Copy every entry word for word, but skip the pictures.

# start of Records provided

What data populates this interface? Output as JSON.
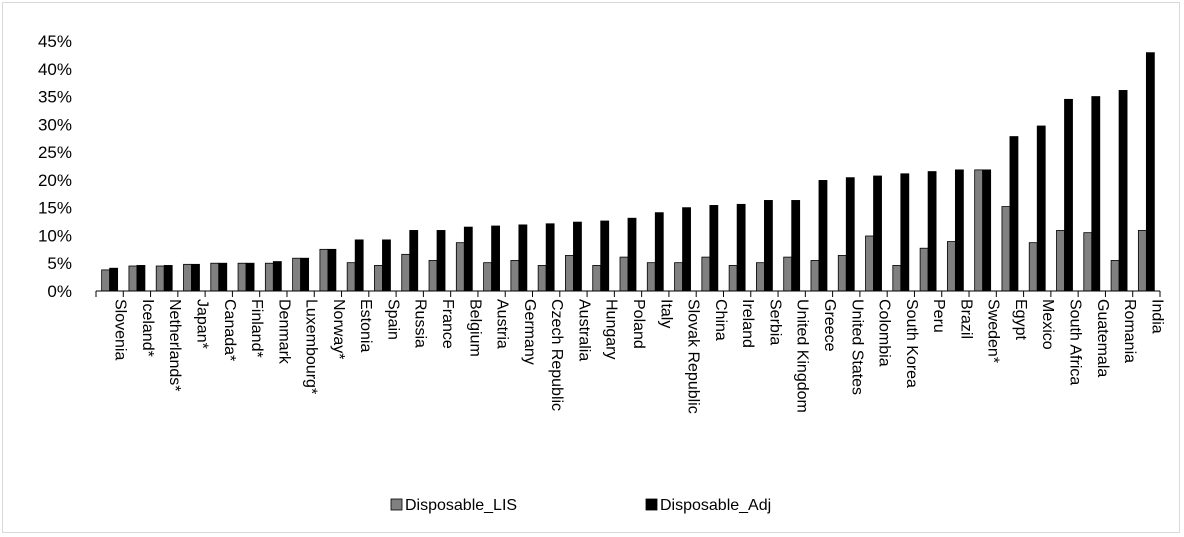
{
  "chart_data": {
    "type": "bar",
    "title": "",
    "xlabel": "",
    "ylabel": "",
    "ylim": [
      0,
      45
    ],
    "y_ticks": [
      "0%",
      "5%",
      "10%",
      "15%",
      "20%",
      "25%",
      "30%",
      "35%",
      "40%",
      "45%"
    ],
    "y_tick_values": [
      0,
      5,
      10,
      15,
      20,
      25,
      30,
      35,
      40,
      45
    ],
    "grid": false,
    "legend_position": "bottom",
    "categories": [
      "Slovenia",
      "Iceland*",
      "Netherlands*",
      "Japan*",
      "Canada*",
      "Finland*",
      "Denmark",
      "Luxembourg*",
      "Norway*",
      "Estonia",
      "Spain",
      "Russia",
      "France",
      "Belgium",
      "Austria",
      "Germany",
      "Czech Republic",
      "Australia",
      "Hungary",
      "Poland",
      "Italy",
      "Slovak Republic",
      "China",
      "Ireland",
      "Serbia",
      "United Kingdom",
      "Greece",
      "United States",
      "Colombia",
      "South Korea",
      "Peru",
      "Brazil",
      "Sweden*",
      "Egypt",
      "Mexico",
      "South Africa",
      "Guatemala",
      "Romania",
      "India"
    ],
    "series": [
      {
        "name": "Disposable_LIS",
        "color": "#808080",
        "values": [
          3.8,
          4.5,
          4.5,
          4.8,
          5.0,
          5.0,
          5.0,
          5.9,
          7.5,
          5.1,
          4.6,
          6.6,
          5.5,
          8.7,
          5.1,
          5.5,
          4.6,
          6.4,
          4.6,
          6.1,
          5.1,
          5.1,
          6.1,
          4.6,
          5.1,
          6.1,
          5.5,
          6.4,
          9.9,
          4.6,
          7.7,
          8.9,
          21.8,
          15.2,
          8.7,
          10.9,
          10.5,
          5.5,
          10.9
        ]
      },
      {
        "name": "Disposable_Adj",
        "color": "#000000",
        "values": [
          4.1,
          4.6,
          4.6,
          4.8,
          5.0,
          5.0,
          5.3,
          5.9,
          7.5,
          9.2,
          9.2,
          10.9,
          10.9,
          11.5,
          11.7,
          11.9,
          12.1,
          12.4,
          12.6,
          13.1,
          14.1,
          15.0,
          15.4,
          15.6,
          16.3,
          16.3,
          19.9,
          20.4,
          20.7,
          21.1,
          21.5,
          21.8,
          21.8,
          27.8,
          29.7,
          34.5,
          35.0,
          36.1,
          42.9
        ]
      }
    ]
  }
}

# end of Records provided

» **Solution to this problem**
What data populates this interface? Output as JSON.
{
  "chart_data": {
    "type": "bar",
    "title": "",
    "xlabel": "",
    "ylabel": "",
    "ylim": [
      0,
      45
    ],
    "y_ticks": [
      "0%",
      "5%",
      "10%",
      "15%",
      "20%",
      "25%",
      "30%",
      "35%",
      "40%",
      "45%"
    ],
    "y_tick_values": [
      0,
      5,
      10,
      15,
      20,
      25,
      30,
      35,
      40,
      45
    ],
    "grid": false,
    "legend_position": "bottom",
    "categories": [
      "Slovenia",
      "Iceland*",
      "Netherlands*",
      "Japan*",
      "Canada*",
      "Finland*",
      "Denmark",
      "Luxembourg*",
      "Norway*",
      "Estonia",
      "Spain",
      "Russia",
      "France",
      "Belgium",
      "Austria",
      "Germany",
      "Czech Republic",
      "Australia",
      "Hungary",
      "Poland",
      "Italy",
      "Slovak Republic",
      "China",
      "Ireland",
      "Serbia",
      "United Kingdom",
      "Greece",
      "United States",
      "Colombia",
      "South Korea",
      "Peru",
      "Brazil",
      "Sweden*",
      "Egypt",
      "Mexico",
      "South Africa",
      "Guatemala",
      "Romania",
      "India"
    ],
    "series": [
      {
        "name": "Disposable_LIS",
        "color": "#808080",
        "values": [
          3.8,
          4.5,
          4.5,
          4.8,
          5.0,
          5.0,
          5.0,
          5.9,
          7.5,
          5.1,
          4.6,
          6.6,
          5.5,
          8.7,
          5.1,
          5.5,
          4.6,
          6.4,
          4.6,
          6.1,
          5.1,
          5.1,
          6.1,
          4.6,
          5.1,
          6.1,
          5.5,
          6.4,
          9.9,
          4.6,
          7.7,
          8.9,
          21.8,
          15.2,
          8.7,
          10.9,
          10.5,
          5.5,
          10.9
        ]
      },
      {
        "name": "Disposable_Adj",
        "color": "#000000",
        "values": [
          4.1,
          4.6,
          4.6,
          4.8,
          5.0,
          5.0,
          5.3,
          5.9,
          7.5,
          9.2,
          9.2,
          10.9,
          10.9,
          11.5,
          11.7,
          11.9,
          12.1,
          12.4,
          12.6,
          13.1,
          14.1,
          15.0,
          15.4,
          15.6,
          16.3,
          16.3,
          19.9,
          20.4,
          20.7,
          21.1,
          21.5,
          21.8,
          21.8,
          27.8,
          29.7,
          34.5,
          35.0,
          36.1,
          42.9
        ]
      }
    ]
  }
}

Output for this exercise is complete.